▸ **REQUIRED WORK**
Look through the listing for the word "this". Copy each line that has it.

▸ **LISTED ENTRIES**

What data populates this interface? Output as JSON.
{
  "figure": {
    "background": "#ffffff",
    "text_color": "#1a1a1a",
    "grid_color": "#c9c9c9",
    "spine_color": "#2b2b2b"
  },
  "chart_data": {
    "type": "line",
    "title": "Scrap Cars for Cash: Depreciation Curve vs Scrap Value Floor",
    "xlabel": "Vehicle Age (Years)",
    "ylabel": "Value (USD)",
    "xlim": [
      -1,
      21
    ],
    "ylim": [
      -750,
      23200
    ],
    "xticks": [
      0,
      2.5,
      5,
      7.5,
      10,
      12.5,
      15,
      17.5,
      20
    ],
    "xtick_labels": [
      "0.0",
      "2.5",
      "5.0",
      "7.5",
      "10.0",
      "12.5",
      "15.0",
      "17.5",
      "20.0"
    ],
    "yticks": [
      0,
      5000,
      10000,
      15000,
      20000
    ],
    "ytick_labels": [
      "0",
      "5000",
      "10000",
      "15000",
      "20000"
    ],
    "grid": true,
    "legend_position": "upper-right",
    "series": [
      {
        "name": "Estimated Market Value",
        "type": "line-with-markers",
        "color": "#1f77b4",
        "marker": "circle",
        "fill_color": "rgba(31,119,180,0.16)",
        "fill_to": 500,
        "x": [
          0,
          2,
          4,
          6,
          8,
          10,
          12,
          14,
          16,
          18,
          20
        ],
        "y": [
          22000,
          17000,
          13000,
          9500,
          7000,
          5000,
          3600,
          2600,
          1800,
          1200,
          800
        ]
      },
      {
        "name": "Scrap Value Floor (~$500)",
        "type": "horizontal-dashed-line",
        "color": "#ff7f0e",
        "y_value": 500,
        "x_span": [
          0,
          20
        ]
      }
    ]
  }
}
...
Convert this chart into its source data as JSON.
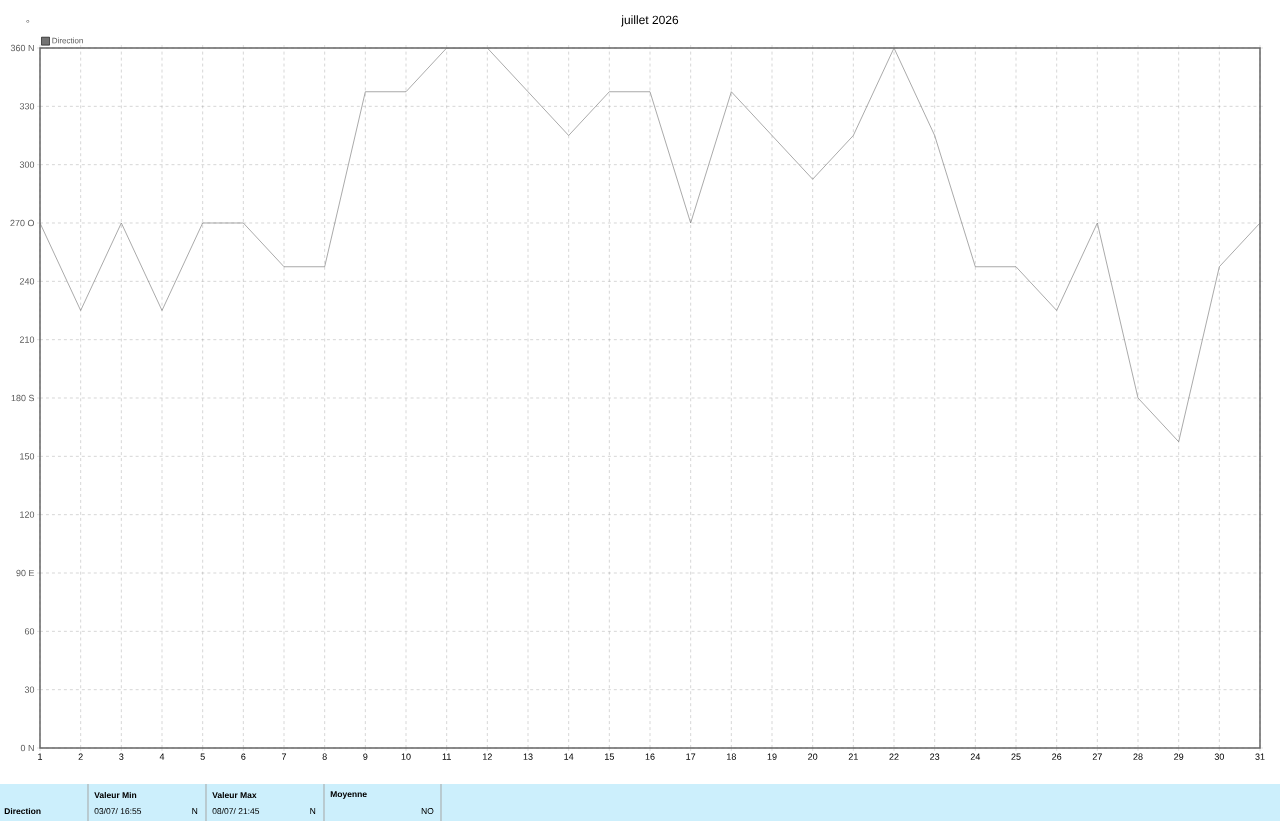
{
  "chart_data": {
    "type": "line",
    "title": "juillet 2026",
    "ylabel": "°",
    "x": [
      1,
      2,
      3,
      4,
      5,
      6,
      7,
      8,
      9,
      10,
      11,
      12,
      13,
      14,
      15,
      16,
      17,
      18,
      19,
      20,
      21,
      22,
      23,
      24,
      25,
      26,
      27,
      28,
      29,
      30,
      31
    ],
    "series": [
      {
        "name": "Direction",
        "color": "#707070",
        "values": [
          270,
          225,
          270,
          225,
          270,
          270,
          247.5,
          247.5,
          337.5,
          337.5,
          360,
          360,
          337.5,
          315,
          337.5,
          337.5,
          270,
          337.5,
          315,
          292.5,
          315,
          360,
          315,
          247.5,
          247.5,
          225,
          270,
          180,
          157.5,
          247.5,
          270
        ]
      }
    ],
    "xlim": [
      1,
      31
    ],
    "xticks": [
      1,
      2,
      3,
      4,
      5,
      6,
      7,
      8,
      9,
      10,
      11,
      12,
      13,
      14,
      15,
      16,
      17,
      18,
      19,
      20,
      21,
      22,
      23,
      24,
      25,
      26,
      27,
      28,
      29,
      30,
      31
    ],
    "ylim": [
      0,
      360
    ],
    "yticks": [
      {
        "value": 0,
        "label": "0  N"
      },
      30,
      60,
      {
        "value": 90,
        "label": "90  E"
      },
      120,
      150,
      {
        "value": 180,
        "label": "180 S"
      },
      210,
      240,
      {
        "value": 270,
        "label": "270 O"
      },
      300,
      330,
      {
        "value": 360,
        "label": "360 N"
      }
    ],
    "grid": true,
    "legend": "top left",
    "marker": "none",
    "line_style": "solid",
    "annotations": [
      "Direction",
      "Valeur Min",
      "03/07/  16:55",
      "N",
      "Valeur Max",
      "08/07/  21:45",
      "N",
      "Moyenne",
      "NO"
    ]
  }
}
---
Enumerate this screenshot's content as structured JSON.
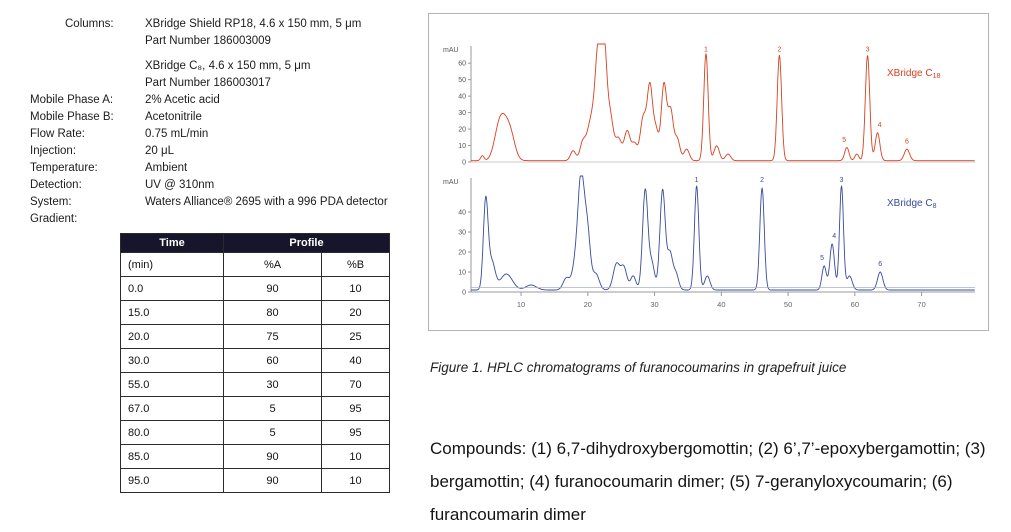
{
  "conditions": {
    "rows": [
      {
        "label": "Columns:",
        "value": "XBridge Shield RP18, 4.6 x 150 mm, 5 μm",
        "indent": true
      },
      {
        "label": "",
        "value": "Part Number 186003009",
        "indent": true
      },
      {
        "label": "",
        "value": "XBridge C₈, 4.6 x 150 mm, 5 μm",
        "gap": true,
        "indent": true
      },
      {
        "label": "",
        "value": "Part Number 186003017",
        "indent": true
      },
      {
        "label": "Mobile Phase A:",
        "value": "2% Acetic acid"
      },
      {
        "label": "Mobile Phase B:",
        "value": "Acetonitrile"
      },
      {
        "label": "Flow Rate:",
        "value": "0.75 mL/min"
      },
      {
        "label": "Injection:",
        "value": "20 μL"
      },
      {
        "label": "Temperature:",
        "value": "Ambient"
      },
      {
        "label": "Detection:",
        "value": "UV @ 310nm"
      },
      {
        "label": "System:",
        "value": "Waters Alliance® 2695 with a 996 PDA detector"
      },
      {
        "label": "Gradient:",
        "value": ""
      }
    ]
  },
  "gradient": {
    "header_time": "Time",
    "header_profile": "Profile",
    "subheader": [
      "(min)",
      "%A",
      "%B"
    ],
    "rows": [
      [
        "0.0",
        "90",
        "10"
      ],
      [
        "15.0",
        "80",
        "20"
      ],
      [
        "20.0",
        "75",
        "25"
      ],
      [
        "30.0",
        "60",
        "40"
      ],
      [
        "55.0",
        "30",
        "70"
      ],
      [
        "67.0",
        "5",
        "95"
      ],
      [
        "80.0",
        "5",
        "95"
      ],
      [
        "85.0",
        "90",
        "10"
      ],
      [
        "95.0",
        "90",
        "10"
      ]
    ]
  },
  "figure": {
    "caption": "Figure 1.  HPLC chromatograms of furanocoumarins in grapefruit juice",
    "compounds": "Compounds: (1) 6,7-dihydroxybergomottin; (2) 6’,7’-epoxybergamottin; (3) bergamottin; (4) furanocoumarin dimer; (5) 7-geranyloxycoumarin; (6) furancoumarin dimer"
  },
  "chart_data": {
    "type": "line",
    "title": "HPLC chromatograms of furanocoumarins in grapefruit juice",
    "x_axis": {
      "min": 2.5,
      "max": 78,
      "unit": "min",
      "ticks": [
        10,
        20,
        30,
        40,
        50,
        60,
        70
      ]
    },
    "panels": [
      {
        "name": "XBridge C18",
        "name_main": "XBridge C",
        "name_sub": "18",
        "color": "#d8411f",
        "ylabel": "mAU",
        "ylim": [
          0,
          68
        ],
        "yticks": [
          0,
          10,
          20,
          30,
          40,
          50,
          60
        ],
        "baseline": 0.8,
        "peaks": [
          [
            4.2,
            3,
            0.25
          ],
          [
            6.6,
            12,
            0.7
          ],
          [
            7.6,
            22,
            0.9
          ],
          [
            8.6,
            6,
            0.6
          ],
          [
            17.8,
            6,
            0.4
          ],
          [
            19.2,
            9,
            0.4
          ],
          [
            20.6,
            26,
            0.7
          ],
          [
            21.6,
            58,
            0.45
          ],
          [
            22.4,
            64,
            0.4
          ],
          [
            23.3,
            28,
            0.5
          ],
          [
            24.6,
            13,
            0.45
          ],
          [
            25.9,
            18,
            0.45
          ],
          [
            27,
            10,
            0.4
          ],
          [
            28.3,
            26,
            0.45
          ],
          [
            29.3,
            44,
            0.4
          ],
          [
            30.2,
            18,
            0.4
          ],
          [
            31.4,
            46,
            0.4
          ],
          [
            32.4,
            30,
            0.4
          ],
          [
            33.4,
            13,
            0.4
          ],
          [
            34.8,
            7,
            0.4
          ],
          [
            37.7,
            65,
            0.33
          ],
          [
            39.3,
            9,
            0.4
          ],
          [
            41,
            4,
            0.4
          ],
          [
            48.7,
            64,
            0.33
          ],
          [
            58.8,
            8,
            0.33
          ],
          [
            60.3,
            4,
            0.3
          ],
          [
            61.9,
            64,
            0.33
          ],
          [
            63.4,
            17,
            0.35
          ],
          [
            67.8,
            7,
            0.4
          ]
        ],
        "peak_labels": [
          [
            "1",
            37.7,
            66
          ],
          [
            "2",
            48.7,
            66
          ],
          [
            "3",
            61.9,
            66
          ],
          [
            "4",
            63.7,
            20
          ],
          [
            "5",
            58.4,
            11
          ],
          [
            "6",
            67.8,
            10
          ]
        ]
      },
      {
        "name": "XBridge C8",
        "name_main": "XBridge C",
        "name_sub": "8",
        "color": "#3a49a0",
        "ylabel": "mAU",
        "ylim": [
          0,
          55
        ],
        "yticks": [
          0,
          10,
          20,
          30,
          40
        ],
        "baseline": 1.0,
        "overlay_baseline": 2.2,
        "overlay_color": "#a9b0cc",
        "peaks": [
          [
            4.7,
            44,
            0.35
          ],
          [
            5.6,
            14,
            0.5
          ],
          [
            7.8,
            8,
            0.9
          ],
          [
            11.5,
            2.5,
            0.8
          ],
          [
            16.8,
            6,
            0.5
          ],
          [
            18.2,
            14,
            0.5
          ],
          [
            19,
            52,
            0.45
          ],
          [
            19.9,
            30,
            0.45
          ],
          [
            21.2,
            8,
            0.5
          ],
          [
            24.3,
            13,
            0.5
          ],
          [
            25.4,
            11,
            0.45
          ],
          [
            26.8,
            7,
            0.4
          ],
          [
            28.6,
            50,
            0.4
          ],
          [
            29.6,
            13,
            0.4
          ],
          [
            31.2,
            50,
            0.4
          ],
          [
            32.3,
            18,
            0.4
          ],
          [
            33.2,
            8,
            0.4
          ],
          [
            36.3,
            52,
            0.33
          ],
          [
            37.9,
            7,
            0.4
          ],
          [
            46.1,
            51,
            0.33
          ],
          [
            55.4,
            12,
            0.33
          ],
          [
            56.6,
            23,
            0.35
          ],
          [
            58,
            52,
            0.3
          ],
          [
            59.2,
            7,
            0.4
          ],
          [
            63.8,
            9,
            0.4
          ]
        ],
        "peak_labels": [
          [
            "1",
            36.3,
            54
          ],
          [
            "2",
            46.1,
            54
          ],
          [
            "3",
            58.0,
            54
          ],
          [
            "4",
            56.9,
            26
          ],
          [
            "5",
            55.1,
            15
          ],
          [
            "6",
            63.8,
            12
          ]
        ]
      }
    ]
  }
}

▸ **THE COMPLETED TASK**
What data populates this interface? Output as JSON.
Convert this chart into its source data as JSON.
Enumerate this screenshot's content as structured JSON.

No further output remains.